___ RECORDS SHOWN

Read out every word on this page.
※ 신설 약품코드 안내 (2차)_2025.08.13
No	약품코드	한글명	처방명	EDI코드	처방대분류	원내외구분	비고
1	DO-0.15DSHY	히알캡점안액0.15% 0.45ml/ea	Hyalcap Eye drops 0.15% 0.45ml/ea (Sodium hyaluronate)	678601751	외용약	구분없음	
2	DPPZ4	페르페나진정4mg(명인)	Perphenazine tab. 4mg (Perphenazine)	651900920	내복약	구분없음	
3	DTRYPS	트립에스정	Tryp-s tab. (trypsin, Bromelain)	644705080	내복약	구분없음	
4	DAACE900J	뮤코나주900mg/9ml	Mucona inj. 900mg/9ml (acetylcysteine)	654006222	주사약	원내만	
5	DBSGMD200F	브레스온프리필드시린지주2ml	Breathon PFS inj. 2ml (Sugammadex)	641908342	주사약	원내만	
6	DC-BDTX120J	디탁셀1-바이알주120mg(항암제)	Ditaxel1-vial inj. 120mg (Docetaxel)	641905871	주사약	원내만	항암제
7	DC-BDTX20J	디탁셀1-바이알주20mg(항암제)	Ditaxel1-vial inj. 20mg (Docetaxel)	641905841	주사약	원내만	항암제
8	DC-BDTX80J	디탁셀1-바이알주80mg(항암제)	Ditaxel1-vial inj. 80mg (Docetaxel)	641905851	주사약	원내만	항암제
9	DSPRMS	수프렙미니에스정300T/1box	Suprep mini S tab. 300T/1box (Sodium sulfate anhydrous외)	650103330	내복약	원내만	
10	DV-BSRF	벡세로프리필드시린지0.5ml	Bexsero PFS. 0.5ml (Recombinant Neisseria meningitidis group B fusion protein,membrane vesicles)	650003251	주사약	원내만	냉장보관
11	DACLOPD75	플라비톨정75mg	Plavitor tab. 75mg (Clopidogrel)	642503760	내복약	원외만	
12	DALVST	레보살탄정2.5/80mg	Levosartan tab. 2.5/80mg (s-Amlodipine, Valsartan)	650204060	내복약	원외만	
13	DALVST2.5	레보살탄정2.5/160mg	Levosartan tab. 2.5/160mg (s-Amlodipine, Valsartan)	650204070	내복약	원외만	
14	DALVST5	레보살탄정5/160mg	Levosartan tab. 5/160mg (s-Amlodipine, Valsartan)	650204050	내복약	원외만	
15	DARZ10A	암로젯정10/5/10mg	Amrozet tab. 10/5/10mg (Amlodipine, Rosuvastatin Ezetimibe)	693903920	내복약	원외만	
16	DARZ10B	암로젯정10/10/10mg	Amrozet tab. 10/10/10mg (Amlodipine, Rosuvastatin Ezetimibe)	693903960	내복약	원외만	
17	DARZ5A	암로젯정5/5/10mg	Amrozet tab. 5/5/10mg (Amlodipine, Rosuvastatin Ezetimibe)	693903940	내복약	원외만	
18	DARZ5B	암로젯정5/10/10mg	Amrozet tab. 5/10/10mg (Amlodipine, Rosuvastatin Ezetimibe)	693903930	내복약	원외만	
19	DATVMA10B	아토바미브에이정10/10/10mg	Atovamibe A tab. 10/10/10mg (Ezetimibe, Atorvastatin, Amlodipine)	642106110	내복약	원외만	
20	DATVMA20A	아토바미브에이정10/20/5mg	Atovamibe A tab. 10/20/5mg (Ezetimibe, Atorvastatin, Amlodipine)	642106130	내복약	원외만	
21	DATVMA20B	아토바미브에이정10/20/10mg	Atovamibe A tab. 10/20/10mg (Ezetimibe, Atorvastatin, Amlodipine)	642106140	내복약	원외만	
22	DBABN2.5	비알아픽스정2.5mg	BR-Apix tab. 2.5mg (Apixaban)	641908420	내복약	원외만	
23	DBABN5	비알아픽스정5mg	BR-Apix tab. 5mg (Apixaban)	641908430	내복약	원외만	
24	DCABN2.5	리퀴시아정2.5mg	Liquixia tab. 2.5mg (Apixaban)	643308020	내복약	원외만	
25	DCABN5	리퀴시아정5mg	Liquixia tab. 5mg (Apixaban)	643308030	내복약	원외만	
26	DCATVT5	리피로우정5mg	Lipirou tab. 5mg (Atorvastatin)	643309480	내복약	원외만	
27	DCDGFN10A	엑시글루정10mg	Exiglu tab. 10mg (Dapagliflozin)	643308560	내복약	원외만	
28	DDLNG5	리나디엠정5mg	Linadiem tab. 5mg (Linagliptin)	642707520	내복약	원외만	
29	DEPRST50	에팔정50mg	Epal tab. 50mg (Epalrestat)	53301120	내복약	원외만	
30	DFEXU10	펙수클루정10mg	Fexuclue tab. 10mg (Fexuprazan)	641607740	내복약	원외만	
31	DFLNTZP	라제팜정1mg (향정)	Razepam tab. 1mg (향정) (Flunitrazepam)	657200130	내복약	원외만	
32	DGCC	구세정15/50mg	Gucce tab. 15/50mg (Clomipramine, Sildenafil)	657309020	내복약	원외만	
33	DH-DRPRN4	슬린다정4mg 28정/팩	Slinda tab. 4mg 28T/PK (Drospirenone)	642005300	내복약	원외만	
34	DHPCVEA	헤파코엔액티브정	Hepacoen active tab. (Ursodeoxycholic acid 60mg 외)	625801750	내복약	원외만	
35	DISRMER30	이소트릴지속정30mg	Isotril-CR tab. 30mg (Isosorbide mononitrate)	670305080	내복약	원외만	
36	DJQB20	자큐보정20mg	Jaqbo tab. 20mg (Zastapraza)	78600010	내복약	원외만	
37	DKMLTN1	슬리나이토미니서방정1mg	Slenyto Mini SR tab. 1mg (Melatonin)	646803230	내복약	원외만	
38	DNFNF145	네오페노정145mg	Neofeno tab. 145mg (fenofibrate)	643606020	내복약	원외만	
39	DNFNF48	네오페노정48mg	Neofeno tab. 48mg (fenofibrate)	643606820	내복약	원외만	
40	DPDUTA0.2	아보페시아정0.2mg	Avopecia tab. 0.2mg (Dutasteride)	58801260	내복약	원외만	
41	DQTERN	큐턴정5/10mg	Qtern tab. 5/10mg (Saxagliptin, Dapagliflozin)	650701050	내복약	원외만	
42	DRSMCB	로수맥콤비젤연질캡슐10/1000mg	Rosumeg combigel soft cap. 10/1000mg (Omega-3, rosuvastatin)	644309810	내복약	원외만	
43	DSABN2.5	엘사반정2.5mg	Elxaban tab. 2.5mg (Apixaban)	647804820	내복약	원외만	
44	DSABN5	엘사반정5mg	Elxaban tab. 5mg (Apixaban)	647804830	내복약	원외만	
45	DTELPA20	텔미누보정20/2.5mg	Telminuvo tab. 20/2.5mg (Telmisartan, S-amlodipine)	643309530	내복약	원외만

______

Quote the entire listing above exactly.

- **EXPECTED OUTPUT**
Read out every word on this page.
※ 신설 약품코드 안내 (2차)_2025.08.13
No	약품코드	한글명	처방명	EDI코드	처방대분류	원내외구분	비고
1	DO-0.15DSHY	히알캡점안액0.15% 0.45ml/ea	Hyalcap Eye drops 0.15% 0.45ml/ea (Sodium hyaluronate)	678601751	외용약	구분없음	
2	DPPZ4	페르페나진정4mg(명인)	Perphenazine tab. 4mg (Perphenazine)	651900920	내복약	구분없음	
3	DTRYPS	트립에스정	Tryp-s tab. (trypsin, Bromelain)	644705080	내복약	구분없음	
4	DAACE900J	뮤코나주900mg/9ml	Mucona inj. 900mg/9ml (acetylcysteine)	654006222	주사약	원내만	
5	DBSGMD200F	브레스온프리필드시린지주2ml	Breathon PFS inj. 2ml (Sugammadex)	641908342	주사약	원내만	
6	DC-BDTX120J	디탁셀1-바이알주120mg(항암제)	Ditaxel1-vial inj. 120mg (Docetaxel)	641905871	주사약	원내만	항암제
7	DC-BDTX20J	디탁셀1-바이알주20mg(항암제)	Ditaxel1-vial inj. 20mg (Docetaxel)	641905841	주사약	원내만	항암제
8	DC-BDTX80J	디탁셀1-바이알주80mg(항암제)	Ditaxel1-vial inj. 80mg (Docetaxel)	641905851	주사약	원내만	항암제
9	DSPRMS	수프렙미니에스정300T/1box	Suprep mini S tab. 300T/1box (Sodium sulfate anhydrous외)	650103330	내복약	원내만	
10	DV-BSRF	벡세로프리필드시린지0.5ml	Bexsero PFS. 0.5ml (Recombinant Neisseria meningitidis group B fusion protein,membrane vesicles)	650003251	주사약	원내만	냉장보관
11	DACLOPD75	플라비톨정75mg	Plavitor tab. 75mg (Clopidogrel)	642503760	내복약	원외만	
12	DALVST	레보살탄정2.5/80mg	Levosartan tab. 2.5/80mg (s-Amlodipine, Valsartan)	650204060	내복약	원외만	
13	DALVST2.5	레보살탄정2.5/160mg	Levosartan tab. 2.5/160mg (s-Amlodipine, Valsartan)	650204070	내복약	원외만	
14	DALVST5	레보살탄정5/160mg	Levosartan tab. 5/160mg (s-Amlodipine, Valsartan)	650204050	내복약	원외만	
15	DARZ10A	암로젯정10/5/10mg	Amrozet tab. 10/5/10mg (Amlodipine, Rosuvastatin Ezetimibe)	693903920	내복약	원외만	
16	DARZ10B	암로젯정10/10/10mg	Amrozet tab. 10/10/10mg (Amlodipine, Rosuvastatin Ezetimibe)	693903960	내복약	원외만	
17	DARZ5A	암로젯정5/5/10mg	Amrozet tab. 5/5/10mg (Amlodipine, Rosuvastatin Ezetimibe)	693903940	내복약	원외만	
18	DARZ5B	암로젯정5/10/10mg	Amrozet tab. 5/10/10mg (Amlodipine, Rosuvastatin Ezetimibe)	693903930	내복약	원외만	
19	DATVMA10B	아토바미브에이정10/10/10mg	Atovamibe A tab. 10/10/10mg (Ezetimibe, Atorvastatin, Amlodipine)	642106110	내복약	원외만	
20	DATVMA20A	아토바미브에이정10/20/5mg	Atovamibe A tab. 10/20/5mg (Ezetimibe, Atorvastatin, Amlodipine)	642106130	내복약	원외만	
21	DATVMA20B	아토바미브에이정10/20/10mg	Atovamibe A tab. 10/20/10mg (Ezetimibe, Atorvastatin, Amlodipine)	642106140	내복약	원외만	
22	DBABN2.5	비알아픽스정2.5mg	BR-Apix tab. 2.5mg (Apixaban)	641908420	내복약	원외만	
23	DBABN5	비알아픽스정5mg	BR-Apix tab. 5mg (Apixaban)	641908430	내복약	원외만	
24	DCABN2.5	리퀴시아정2.5mg	Liquixia tab. 2.5mg (Apixaban)	643308020	내복약	원외만	
25	DCABN5	리퀴시아정5mg	Liquixia tab. 5mg (Apixaban)	643308030	내복약	원외만	
26	DCATVT5	리피로우정5mg	Lipirou tab. 5mg (Atorvastatin)	643309480	내복약	원외만	
27	DCDGFN10A	엑시글루정10mg	Exiglu tab. 10mg (Dapagliflozin)	643308560	내복약	원외만	
28	DDLNG5	리나디엠정5mg	Linadiem tab. 5mg (Linagliptin)	642707520	내복약	원외만	
29	DEPRST50	에팔정50mg	Epal tab. 50mg (Epalrestat)	53301120	내복약	원외만	
30	DFEXU10	펙수클루정10mg	Fexuclue tab. 10mg (Fexuprazan)	641607740	내복약	원외만	
31	DFLNTZP	라제팜정1mg (향정)	Razepam tab. 1mg (향정) (Flunitrazepam)	657200130	내복약	원외만	
32	DGCC	구세정15/50mg	Gucce tab. 15/50mg (Clomipramine, Sildenafil)	657309020	내복약	원외만	
33	DH-DRPRN4	슬린다정4mg 28정/팩	Slinda tab. 4mg 28T/PK (Drospirenone)	642005300	내복약	원외만	
34	DHPCVEA	헤파코엔액티브정	Hepacoen active tab. (Ursodeoxycholic acid 60mg 외)	625801750	내복약	원외만	
35	DISRMER30	이소트릴지속정30mg	Isotril-CR tab. 30mg (Isosorbide mononitrate)	670305080	내복약	원외만	
36	DJQB20	자큐보정20mg	Jaqbo tab. 20mg (Zastapraza)	78600010	내복약	원외만	
37	DKMLTN1	슬리나이토미니서방정1mg	Slenyto Mini SR tab. 1mg (Melatonin)	646803230	내복약	원외만	
38	DNFNF145	네오페노정145mg	Neofeno tab. 145mg (fenofibrate)	643606020	내복약	원외만	
39	DNFNF48	네오페노정48mg	Neofeno tab. 48mg (fenofibrate)	643606820	내복약	원외만	
40	DPDUTA0.2	아보페시아정0.2mg	Avopecia tab. 0.2mg (Dutasteride)	58801260	내복약	원외만	
41	DQTERN	큐턴정5/10mg	Qtern tab. 5/10mg (Saxagliptin, Dapagliflozin)	650701050	내복약	원외만	
42	DRSMCB	로수맥콤비젤연질캡슐10/1000mg	Rosumeg combigel soft cap. 10/1000mg (Omega-3, rosuvastatin)	644309810	내복약	원외만	
43	DSABN2.5	엘사반정2.5mg	Elxaban tab. 2.5mg (Apixaban)	647804820	내복약	원외만	
44	DSABN5	엘사반정5mg	Elxaban tab. 5mg (Apixaban)	647804830	내복약	원외만	
45	DTELPA20	텔미누보정20/2.5mg	Telminuvo tab. 20/2.5mg (Telmisartan, S-amlodipine)	643309530	내복약	원외만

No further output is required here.